[Recorded data]
——————————

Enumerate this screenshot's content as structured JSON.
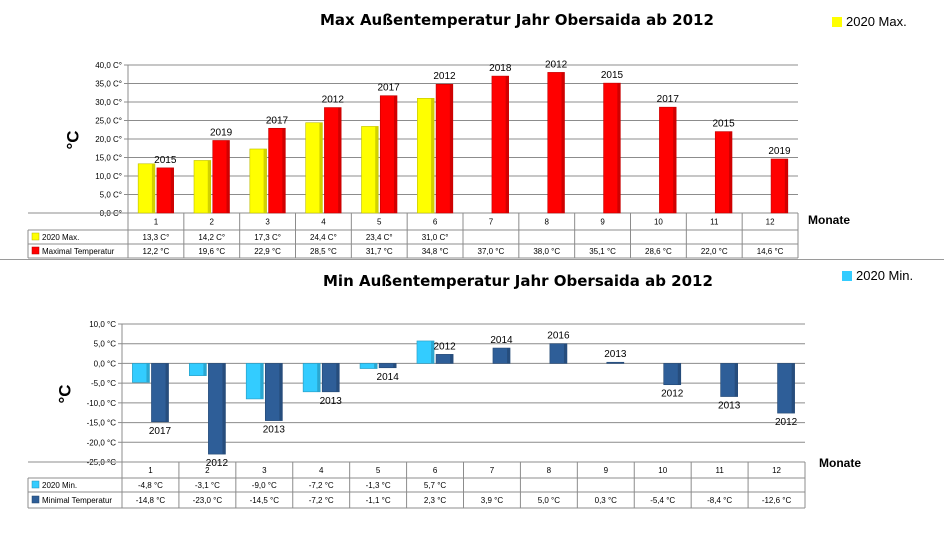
{
  "colors": {
    "yellow": "#FFFF00",
    "red": "#FF0000",
    "cyan": "#33CCFF",
    "navy": "#2E5E98",
    "grid": "#8c8c8c"
  },
  "top": {
    "title": "Max Außentemperatur Jahr Obersaida ab 2012",
    "legend": "2020 Max.",
    "ylabel": "°C",
    "xlabel": "Monate"
  },
  "bottom": {
    "title": "Min  Außentemperatur Jahr Obersaida ab 2012",
    "legend": "2020 Min.",
    "ylabel": "°C",
    "xlabel": "Monate"
  },
  "chart_data": [
    {
      "type": "bar",
      "title": "Max Außentemperatur Jahr Obersaida ab 2012",
      "xlabel": "Monate",
      "ylabel": "°C",
      "ylim": [
        0,
        40
      ],
      "ytick_step": 5,
      "ytick_labels": [
        "0,0 C°",
        "5,0 C°",
        "10,0 C°",
        "15,0 C°",
        "20,0 C°",
        "25,0 C°",
        "30,0 C°",
        "35,0 C°",
        "40,0 C°"
      ],
      "categories": [
        "1",
        "2",
        "3",
        "4",
        "5",
        "6",
        "7",
        "8",
        "9",
        "10",
        "11",
        "12"
      ],
      "grid": true,
      "legend_position": "top-right",
      "series": [
        {
          "name": "2020 Max.",
          "color": "#FFFF00",
          "values": [
            13.3,
            14.2,
            17.3,
            24.4,
            23.4,
            31.0,
            null,
            null,
            null,
            null,
            null,
            null
          ],
          "table_labels": [
            "13,3 C°",
            "14,2 C°",
            "17,3 C°",
            "24,4 C°",
            "23,4 C°",
            "31,0 C°",
            "",
            "",
            "",
            "",
            "",
            ""
          ]
        },
        {
          "name": "Maximal Temperatur",
          "color": "#FF0000",
          "values": [
            12.2,
            19.6,
            22.9,
            28.5,
            31.7,
            34.8,
            37.0,
            38.0,
            35.1,
            28.6,
            22.0,
            14.6
          ],
          "table_labels": [
            "12,2 °C",
            "19,6 °C",
            "22,9 °C",
            "28,5 °C",
            "31,7 °C",
            "34,8 °C",
            "37,0 °C",
            "38,0 °C",
            "35,1 °C",
            "28,6 °C",
            "22,0 °C",
            "14,6 °C"
          ],
          "year_labels": [
            "2015",
            "2019",
            "2017",
            "2012",
            "2017",
            "2012",
            "2018",
            "2012",
            "2015",
            "2017",
            "2015",
            "2019"
          ]
        }
      ]
    },
    {
      "type": "bar",
      "title": "Min  Außentemperatur Jahr Obersaida ab 2012",
      "xlabel": "Monate",
      "ylabel": "°C",
      "ylim": [
        -25,
        10
      ],
      "ytick_step": 5,
      "ytick_labels": [
        "-25,0 °C",
        "-20,0 °C",
        "-15,0 °C",
        "-10,0 °C",
        "-5,0 °C",
        "0,0 °C",
        "5,0 °C",
        "10,0 °C"
      ],
      "categories": [
        "1",
        "2",
        "3",
        "4",
        "5",
        "6",
        "7",
        "8",
        "9",
        "10",
        "11",
        "12"
      ],
      "grid": true,
      "legend_position": "top-right",
      "series": [
        {
          "name": "2020 Min.",
          "color": "#33CCFF",
          "values": [
            -4.8,
            -3.1,
            -9.0,
            -7.2,
            -1.3,
            5.7,
            null,
            null,
            null,
            null,
            null,
            null
          ],
          "table_labels": [
            "-4,8 °C",
            "-3,1 °C",
            "-9,0 °C",
            "-7,2 °C",
            "-1,3 °C",
            "5,7 °C",
            "",
            "",
            "",
            "",
            "",
            ""
          ]
        },
        {
          "name": "Minimal Temperatur",
          "color": "#2E5E98",
          "values": [
            -14.8,
            -23.0,
            -14.5,
            -7.2,
            -1.1,
            2.3,
            3.9,
            5.0,
            0.3,
            -5.4,
            -8.4,
            -12.6
          ],
          "table_labels": [
            "-14,8 °C",
            "-23,0 °C",
            "-14,5 °C",
            "-7,2 °C",
            "-1,1 °C",
            "2,3 °C",
            "3,9 °C",
            "5,0 °C",
            "0,3 °C",
            "-5,4 °C",
            "-8,4 °C",
            "-12,6 °C"
          ],
          "year_labels": [
            "2017",
            "2012",
            "2013",
            "2013",
            "2014",
            "2012",
            "2014",
            "2016",
            "2013",
            "2012",
            "2013",
            "2012"
          ]
        }
      ]
    }
  ]
}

——————————

### Task to complete:
Check every line of the material for the string "name" and give the number of lines that have it, without anything else.

### Correct output:
4